* _Problem to solve_
Search the records for "Target". Copy every line where it appears.

* _Supplied data_
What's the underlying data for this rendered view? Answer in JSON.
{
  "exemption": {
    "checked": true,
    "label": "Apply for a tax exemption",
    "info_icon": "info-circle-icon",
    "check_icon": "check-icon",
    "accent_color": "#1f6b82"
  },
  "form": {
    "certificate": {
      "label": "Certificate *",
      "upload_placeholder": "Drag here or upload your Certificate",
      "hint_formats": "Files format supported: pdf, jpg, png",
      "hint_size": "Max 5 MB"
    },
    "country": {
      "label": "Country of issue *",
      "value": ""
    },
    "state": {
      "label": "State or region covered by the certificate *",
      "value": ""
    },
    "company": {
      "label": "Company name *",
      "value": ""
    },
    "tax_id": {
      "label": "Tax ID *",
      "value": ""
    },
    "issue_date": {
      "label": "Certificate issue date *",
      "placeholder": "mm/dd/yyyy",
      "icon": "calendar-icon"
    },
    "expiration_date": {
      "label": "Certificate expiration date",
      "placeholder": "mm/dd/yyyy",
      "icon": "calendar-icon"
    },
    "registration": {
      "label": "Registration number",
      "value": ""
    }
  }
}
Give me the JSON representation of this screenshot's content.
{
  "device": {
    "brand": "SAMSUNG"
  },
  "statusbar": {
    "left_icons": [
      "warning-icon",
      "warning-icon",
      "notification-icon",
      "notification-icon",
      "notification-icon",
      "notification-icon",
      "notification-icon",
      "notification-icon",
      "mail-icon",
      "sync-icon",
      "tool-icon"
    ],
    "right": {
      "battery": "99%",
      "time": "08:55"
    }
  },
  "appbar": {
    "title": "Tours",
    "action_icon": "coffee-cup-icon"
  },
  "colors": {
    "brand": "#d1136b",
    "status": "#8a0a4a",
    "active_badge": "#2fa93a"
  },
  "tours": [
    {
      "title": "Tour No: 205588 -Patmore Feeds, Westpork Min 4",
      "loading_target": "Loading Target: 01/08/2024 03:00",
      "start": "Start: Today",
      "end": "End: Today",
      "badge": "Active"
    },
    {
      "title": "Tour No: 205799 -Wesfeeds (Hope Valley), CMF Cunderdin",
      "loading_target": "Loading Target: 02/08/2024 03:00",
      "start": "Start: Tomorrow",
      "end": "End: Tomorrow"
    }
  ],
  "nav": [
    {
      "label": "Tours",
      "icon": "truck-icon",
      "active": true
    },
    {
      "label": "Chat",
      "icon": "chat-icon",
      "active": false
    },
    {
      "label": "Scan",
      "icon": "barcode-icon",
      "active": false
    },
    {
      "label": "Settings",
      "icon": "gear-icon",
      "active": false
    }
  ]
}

--

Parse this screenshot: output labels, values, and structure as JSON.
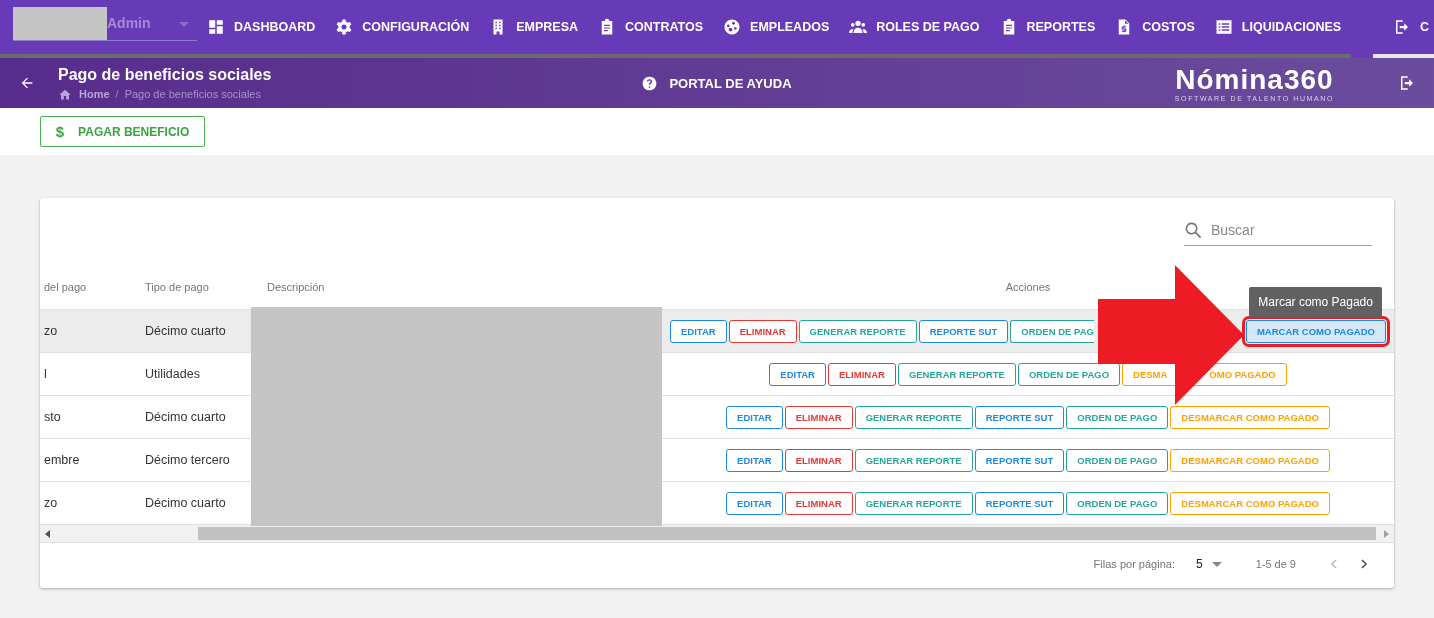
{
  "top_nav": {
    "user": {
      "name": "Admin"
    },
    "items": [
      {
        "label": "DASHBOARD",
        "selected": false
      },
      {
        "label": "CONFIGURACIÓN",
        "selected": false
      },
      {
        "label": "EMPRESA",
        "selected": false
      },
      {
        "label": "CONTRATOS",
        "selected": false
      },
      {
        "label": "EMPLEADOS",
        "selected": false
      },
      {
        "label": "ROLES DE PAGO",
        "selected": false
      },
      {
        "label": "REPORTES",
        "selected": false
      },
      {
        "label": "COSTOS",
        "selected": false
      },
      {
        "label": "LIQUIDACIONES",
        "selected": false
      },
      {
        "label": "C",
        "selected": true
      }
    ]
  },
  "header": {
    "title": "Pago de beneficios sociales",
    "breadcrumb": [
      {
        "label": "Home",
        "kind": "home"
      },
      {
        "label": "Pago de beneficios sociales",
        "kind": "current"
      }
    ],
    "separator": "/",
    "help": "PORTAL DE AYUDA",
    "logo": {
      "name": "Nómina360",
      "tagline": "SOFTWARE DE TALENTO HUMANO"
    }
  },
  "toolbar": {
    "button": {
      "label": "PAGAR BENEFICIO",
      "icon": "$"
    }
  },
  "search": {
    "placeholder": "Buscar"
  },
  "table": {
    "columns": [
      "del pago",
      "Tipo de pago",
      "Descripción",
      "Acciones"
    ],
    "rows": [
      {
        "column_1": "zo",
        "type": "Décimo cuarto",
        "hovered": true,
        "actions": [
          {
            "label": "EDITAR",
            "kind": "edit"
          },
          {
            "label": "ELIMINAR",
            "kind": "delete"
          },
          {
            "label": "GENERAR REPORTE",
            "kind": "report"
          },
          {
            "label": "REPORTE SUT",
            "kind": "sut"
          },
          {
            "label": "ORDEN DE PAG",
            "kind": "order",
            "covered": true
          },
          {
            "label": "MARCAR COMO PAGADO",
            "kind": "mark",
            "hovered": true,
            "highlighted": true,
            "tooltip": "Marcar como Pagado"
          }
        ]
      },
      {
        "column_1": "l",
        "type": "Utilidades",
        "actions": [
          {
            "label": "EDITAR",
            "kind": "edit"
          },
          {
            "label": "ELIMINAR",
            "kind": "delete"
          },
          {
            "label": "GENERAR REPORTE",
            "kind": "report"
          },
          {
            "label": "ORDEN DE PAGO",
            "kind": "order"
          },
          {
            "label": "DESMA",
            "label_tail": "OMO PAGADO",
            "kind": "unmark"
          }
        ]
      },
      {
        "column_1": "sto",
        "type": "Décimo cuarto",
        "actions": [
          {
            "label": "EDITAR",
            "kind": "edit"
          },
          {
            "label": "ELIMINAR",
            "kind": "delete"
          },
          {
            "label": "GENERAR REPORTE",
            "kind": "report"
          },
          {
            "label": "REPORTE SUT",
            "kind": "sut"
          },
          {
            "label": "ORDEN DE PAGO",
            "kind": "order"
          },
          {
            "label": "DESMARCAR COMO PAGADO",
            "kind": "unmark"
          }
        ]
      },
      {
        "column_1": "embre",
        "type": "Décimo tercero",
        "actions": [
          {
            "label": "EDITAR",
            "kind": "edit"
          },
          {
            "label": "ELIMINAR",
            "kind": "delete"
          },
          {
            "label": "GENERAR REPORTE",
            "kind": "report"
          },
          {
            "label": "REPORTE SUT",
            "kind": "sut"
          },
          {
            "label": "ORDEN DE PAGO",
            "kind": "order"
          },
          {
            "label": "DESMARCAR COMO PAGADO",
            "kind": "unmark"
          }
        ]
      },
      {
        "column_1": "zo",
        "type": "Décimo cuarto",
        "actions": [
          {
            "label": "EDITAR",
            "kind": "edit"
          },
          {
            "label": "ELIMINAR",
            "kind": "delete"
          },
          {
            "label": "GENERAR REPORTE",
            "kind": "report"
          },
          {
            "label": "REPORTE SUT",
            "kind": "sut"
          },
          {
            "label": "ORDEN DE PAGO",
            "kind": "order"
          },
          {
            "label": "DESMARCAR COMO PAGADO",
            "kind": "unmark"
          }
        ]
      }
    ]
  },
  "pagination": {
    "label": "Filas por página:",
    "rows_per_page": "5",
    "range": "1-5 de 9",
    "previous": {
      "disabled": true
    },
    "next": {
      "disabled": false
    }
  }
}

* _Reply_
      "loading_target": "Loading Target: 01/08/2024 03:00",
      "loading_target": "Loading Target: 02/08/2024 03:00",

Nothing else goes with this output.